[What to produce]
Find each line with the string "Read" and copy it.

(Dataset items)
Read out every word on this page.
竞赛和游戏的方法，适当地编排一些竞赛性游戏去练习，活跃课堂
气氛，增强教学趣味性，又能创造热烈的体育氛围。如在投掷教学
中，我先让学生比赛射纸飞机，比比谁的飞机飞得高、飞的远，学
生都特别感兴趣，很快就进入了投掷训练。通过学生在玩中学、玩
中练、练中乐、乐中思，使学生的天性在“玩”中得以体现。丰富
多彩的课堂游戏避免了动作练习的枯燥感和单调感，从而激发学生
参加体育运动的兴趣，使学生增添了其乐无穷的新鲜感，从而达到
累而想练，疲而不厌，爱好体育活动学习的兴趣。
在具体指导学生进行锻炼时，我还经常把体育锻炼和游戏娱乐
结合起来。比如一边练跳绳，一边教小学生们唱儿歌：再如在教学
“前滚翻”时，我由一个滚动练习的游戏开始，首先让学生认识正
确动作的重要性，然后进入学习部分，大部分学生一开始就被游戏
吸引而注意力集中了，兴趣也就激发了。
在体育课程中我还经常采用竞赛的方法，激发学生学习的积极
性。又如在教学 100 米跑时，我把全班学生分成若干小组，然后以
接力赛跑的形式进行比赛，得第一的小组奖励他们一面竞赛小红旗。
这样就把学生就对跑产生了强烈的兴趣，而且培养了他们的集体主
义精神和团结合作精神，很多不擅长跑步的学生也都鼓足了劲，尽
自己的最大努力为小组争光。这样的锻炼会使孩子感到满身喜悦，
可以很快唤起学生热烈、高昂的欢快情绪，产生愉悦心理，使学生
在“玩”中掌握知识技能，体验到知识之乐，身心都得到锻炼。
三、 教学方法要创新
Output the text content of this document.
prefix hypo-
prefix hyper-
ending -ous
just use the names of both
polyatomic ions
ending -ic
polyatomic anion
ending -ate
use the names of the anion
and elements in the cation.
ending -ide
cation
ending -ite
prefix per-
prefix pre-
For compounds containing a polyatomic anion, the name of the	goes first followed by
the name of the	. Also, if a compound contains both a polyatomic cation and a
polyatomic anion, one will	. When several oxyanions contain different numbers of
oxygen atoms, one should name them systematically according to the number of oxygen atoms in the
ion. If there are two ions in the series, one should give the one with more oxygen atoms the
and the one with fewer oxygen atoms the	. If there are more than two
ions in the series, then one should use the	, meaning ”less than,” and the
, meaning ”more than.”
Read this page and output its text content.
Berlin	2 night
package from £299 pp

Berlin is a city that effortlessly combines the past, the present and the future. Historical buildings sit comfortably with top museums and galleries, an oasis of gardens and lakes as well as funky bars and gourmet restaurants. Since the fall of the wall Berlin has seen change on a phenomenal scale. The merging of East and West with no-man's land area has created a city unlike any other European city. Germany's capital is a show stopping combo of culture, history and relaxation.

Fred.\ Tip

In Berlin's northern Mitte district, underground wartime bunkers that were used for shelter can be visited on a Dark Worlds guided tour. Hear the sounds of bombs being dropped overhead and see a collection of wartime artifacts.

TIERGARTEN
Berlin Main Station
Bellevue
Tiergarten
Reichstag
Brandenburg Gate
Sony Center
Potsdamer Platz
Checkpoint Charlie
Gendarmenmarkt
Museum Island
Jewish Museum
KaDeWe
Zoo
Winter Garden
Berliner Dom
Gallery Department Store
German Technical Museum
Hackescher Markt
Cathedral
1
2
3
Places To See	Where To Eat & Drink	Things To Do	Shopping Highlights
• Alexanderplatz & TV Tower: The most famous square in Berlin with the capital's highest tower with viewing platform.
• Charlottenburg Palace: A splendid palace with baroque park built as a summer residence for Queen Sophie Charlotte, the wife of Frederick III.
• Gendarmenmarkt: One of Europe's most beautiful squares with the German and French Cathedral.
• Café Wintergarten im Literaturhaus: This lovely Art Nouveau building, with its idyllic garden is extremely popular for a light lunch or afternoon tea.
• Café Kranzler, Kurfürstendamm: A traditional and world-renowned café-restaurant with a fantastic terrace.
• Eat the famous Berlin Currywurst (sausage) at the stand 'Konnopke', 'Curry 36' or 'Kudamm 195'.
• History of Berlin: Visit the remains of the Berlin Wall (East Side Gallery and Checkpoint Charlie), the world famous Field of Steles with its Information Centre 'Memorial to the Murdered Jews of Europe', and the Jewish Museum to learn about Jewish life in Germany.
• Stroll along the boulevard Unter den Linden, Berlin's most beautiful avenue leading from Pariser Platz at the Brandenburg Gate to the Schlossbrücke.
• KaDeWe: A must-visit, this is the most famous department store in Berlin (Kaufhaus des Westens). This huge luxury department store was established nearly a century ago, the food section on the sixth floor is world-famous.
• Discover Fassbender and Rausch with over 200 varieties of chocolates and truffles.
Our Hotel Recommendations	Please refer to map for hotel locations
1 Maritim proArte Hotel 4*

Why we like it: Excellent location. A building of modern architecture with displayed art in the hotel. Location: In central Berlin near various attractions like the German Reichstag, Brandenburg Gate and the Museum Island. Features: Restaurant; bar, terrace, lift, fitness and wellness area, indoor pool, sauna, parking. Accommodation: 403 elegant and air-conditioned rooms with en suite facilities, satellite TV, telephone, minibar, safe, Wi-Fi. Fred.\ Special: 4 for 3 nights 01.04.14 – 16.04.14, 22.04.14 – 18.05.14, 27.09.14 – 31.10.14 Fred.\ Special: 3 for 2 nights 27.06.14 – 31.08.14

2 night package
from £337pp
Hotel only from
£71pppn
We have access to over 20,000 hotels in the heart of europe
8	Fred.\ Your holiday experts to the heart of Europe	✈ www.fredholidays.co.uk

[Response to this exercise]
Read out every word on this page.
Read this page and output its text content.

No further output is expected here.